EXERCISE DIRECTIONS
Pull out every line in the data that has the string "Winkel" in it.
## begin
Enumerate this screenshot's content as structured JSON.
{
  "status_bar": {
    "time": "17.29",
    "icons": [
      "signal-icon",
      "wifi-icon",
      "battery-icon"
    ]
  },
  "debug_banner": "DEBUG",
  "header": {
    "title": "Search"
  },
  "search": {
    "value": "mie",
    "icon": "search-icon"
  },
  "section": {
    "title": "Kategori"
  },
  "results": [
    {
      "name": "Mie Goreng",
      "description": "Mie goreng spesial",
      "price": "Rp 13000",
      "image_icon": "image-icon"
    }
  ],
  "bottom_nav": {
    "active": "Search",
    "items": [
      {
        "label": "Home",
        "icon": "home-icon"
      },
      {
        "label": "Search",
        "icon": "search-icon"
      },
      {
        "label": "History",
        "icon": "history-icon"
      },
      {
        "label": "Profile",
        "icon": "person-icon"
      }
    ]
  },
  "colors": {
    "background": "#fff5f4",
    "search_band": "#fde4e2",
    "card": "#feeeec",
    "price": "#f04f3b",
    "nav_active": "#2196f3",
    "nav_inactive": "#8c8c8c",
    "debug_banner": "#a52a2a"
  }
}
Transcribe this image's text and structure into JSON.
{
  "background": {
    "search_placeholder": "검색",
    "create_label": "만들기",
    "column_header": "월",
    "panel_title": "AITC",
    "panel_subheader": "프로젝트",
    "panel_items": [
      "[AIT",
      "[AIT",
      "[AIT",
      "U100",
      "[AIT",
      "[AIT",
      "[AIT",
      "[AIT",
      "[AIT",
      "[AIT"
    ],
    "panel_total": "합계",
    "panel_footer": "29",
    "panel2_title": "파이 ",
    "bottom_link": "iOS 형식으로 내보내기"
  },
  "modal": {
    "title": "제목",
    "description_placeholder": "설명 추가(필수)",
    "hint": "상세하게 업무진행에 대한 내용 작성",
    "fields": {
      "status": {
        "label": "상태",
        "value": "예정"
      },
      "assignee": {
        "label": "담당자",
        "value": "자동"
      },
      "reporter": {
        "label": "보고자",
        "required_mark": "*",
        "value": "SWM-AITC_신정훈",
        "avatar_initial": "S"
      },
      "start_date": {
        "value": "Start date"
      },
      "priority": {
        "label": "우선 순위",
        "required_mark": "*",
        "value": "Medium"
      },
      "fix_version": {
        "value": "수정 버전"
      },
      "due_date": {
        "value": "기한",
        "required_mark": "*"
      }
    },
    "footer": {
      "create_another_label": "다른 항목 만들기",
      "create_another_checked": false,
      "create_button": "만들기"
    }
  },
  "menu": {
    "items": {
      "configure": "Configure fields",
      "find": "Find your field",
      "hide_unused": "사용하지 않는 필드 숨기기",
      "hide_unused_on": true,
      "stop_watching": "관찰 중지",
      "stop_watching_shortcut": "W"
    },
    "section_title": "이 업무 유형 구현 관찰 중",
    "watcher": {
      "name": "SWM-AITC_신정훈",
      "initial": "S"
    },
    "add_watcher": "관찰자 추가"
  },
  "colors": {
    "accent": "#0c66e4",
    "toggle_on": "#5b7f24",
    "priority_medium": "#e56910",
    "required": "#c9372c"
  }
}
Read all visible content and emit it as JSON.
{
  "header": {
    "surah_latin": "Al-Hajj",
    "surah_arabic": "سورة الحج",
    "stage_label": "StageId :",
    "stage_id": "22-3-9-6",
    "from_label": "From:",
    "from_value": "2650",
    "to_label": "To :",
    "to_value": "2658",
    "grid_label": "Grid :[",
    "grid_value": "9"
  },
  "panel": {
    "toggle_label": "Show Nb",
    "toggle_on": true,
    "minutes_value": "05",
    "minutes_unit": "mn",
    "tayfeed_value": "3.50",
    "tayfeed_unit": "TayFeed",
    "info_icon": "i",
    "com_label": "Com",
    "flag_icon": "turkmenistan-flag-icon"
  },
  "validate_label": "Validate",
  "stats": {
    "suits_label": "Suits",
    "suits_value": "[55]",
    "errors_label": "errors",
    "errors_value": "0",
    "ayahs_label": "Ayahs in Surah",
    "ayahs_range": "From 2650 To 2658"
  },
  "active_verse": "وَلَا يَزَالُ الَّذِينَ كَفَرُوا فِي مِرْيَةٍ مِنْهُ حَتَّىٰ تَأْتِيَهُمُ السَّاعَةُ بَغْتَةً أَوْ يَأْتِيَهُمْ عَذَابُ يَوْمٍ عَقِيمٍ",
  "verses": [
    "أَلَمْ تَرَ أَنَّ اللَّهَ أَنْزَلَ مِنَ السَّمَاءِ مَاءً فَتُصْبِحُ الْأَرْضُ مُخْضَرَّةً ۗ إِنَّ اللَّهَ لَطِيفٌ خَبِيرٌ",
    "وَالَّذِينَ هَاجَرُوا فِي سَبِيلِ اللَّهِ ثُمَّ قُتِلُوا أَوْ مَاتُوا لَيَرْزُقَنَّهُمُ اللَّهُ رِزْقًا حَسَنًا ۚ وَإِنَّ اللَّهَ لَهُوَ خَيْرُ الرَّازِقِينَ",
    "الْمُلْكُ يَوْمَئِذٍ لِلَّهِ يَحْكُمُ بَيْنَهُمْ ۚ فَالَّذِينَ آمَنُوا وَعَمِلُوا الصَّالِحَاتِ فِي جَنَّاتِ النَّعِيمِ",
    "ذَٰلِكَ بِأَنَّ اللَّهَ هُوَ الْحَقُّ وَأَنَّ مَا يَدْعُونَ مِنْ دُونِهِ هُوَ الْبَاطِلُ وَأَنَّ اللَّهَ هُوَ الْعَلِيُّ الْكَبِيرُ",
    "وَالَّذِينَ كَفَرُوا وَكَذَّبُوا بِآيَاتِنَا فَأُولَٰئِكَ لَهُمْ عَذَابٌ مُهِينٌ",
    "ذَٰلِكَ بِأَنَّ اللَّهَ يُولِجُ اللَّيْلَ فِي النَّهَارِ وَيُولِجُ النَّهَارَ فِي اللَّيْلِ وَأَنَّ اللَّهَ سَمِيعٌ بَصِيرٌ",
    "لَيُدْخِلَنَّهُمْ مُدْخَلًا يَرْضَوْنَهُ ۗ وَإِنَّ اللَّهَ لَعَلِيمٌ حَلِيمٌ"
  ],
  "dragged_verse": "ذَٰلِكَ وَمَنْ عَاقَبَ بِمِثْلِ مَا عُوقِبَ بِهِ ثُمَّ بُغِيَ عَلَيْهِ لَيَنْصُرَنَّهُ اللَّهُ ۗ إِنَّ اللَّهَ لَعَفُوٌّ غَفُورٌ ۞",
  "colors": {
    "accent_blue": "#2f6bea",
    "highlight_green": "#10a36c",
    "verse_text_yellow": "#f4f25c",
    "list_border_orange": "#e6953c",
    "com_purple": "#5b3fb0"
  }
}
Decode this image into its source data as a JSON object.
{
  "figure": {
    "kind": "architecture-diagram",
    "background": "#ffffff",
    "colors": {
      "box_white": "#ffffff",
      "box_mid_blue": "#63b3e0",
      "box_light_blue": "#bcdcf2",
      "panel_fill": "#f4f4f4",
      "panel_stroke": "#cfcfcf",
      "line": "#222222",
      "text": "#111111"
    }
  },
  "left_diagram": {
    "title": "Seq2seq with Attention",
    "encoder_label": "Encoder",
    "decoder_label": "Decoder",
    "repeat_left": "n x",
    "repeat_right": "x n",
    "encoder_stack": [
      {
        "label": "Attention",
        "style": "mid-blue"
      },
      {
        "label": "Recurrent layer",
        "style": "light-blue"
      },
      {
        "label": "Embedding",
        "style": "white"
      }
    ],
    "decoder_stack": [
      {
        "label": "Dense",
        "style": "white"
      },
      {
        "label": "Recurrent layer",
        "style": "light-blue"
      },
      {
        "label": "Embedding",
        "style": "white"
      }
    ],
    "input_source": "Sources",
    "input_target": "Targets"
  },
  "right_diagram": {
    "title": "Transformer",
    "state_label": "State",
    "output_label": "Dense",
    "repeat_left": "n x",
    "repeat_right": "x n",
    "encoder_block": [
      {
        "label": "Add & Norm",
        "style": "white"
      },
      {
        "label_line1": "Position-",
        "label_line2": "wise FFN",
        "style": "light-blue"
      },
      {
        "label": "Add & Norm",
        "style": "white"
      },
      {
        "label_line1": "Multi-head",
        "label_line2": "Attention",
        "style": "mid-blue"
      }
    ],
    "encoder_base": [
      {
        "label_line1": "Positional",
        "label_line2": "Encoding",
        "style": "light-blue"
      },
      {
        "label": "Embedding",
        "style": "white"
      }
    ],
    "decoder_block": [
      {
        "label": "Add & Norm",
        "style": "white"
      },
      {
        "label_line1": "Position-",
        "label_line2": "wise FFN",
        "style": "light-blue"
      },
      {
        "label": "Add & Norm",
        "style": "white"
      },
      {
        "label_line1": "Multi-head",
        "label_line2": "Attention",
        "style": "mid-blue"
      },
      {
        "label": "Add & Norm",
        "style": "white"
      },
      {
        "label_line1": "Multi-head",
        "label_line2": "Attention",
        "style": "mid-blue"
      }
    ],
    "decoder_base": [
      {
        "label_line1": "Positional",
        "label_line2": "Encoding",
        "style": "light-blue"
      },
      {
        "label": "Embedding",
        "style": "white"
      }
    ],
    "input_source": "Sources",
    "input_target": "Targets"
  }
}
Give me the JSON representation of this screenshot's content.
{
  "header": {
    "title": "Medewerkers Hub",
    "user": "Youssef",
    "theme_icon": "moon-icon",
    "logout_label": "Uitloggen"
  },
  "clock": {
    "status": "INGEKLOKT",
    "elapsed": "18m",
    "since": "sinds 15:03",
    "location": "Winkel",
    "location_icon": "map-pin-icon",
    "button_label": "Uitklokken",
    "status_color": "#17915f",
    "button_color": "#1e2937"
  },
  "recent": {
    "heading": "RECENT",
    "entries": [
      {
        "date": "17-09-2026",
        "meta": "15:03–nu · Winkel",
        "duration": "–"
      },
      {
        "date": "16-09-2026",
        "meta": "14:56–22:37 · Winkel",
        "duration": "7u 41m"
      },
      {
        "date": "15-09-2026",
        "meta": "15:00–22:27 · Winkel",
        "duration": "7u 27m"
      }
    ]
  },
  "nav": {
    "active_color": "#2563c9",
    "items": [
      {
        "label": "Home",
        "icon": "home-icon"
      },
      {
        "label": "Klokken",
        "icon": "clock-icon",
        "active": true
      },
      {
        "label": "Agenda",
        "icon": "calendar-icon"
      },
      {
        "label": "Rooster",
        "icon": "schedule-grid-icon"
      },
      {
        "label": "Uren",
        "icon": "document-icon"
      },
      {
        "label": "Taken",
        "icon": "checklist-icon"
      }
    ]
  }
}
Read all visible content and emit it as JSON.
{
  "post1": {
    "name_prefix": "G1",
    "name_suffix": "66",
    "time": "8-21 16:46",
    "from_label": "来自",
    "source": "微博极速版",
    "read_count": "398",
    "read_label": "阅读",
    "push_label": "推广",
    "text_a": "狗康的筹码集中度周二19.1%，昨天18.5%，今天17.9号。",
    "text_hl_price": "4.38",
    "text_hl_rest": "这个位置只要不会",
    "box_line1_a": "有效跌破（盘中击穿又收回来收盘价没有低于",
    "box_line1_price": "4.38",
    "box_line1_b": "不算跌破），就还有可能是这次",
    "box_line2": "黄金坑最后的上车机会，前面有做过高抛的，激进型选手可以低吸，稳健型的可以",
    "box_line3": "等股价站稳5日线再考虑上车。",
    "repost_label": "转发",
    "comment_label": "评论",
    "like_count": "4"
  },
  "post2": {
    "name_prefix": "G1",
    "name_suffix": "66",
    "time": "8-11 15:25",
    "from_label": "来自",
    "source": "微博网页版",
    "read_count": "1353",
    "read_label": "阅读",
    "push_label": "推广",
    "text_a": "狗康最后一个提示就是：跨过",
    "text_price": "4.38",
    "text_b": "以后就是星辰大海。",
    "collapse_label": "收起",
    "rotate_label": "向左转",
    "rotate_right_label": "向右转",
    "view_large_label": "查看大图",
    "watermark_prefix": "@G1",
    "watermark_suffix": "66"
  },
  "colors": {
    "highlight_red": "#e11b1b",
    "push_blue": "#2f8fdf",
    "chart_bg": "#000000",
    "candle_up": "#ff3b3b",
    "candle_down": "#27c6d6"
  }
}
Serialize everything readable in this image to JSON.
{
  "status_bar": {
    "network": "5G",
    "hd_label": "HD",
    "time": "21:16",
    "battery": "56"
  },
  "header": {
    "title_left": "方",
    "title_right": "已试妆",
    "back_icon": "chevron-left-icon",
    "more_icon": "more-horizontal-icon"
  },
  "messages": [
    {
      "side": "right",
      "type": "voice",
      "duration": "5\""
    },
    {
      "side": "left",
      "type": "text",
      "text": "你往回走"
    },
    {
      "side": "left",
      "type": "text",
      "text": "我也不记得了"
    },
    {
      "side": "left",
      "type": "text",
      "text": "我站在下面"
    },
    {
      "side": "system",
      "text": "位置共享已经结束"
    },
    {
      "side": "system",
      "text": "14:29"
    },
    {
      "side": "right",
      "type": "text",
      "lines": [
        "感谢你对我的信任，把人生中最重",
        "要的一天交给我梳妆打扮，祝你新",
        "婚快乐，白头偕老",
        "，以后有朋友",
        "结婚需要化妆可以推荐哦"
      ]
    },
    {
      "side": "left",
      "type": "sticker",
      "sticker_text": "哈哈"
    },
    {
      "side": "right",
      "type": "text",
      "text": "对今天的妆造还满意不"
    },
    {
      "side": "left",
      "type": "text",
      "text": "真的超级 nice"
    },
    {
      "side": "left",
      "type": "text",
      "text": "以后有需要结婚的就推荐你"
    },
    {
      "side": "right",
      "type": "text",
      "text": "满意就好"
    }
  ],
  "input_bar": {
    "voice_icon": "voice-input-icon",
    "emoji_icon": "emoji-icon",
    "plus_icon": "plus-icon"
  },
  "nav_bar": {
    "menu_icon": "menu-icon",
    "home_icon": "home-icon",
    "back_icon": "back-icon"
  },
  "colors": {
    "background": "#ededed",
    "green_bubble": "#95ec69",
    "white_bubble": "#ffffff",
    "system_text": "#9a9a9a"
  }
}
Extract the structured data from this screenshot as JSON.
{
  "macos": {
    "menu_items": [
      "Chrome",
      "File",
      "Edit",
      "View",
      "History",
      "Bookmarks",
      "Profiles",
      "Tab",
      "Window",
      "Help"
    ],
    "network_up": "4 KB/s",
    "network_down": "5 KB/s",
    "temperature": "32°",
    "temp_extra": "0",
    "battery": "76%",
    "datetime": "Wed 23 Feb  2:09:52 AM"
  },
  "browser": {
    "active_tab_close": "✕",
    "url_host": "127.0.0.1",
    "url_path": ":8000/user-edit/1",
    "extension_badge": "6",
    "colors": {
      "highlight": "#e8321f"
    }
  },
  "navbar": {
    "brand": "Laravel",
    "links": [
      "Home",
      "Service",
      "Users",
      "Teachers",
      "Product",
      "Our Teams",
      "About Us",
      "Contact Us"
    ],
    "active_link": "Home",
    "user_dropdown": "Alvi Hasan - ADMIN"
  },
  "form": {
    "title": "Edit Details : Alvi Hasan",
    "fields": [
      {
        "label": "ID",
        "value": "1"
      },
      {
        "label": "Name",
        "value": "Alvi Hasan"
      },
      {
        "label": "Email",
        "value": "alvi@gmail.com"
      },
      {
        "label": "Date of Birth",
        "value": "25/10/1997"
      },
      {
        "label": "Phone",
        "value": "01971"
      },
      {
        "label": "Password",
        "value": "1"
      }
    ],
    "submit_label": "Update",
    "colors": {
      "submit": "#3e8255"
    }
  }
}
## end
COMPLETE ANSWER
    "location": "Winkel",
        "meta": "15:03–nu · Winkel",
        "meta": "14:56–22:37 · Winkel",
        "meta": "15:00–22:27 · Winkel",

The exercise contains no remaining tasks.